WHAT TO PRODUCE :: Within the records that follow, find every line containing the string "selecionar". Copy those lines.
BEGIN
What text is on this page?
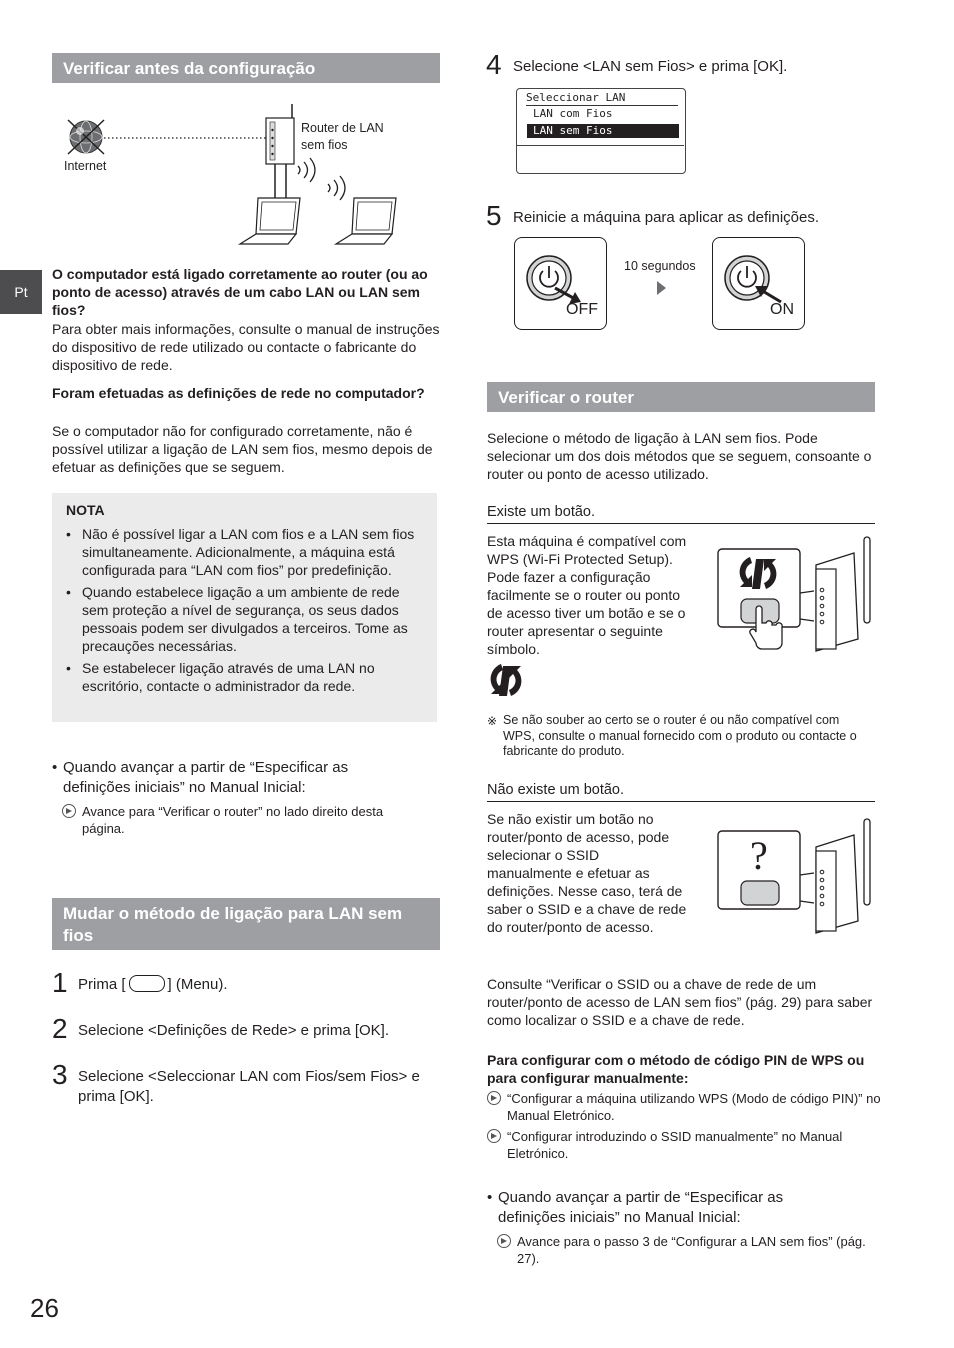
Pt
Verificar antes da configuração
Internet
Router de LAN sem fios
O computador está ligado corretamente ao router (ou ao ponto de acesso) através de um cabo LAN ou LAN sem fios?
Para obter mais informações, consulte o manual de instruções do dispositivo de rede utilizado ou contacte o fabricante do dispositivo de rede.
Foram efetuadas as definições de rede no computador?
Se o computador não for configurado corretamente, não é possível utilizar a ligação de LAN sem fios, mesmo depois de efetuar as definições que se seguem.
NOTA
• Não é possível ligar a LAN com fios e a LAN sem fios simultaneamente. Adicionalmente, a máquina está configurada para “LAN com fios” por predefinição.
• Quando estabelece ligação a um ambiente de rede sem proteção a nível de segurança, os seus dados pessoais podem ser divulgados a terceiros. Tome as precauções necessárias.
• Se estabelecer ligação através de uma LAN no escritório, contacte o administrador da rede.
• Quando avançar a partir de “Especificar as definições iniciais” no Manual Inicial:
Avance para “Verificar o router” no lado direito desta página.
Mudar o método de ligação para LAN sem fios
1 Prima [	] (Menu).
2 Selecione <Definições de Rede> e prima [OK].
3 Selecione <Seleccionar LAN com Fios/sem Fios> e prima [OK].
26
4 Selecione <LAN sem Fios> e prima [OK].
Seleccionar LAN
LAN com Fios
LAN sem Fios
5 Reinicie a máquina para aplicar as definições.
OFF
10 segundos
ON
Verificar o router
Selecione o método de ligação à LAN sem fios. Pode selecionar um dos dois métodos que se seguem, consoante o router ou ponto de acesso utilizado.
Existe um botão.
Esta máquina é compatível com WPS (Wi-Fi Protected Setup). Pode fazer a configuração facilmente se o router ou ponto de acesso tiver um botão e se o router apresentar o seguinte símbolo.
※ Se não souber ao certo se o router é ou não compatível com WPS, consulte o manual fornecido com o produto ou contacte o fabricante do produto.
Não existe um botão.
Se não existir um botão no router/ponto de acesso, pode selecionar o SSID manualmente e efetuar as definições. Nesse caso, terá de saber o SSID e a chave de rede do router/ponto de acesso.
?
Consulte “Verificar o SSID ou a chave de rede de um router/ponto de acesso de LAN sem fios” (pág. 29) para saber como localizar o SSID e a chave de rede.
Para configurar com o método de código PIN de WPS ou para configurar manualmente:
“Configurar a máquina utilizando WPS (Modo de código PIN)” no Manual Eletrónico.
“Configurar introduzindo o SSID manualmente” no Manual Eletrónico.
• Quando avançar a partir de “Especificar as definições iniciais” no Manual Inicial:
Avance para o passo 3 de “Configurar a LAN sem fios” (pág. 27).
END
FULL ANSWER ::
Selecione o método de ligação à LAN sem fios. Pode selecionar um dos dois métodos que se seguem, consoante o router ou ponto de acesso utilizado.
Se não existir um botão no router/ponto de acesso, pode selecionar o SSID manualmente e efetuar as definições. Nesse caso, terá de saber o SSID e a chave de rede do router/ponto de acesso.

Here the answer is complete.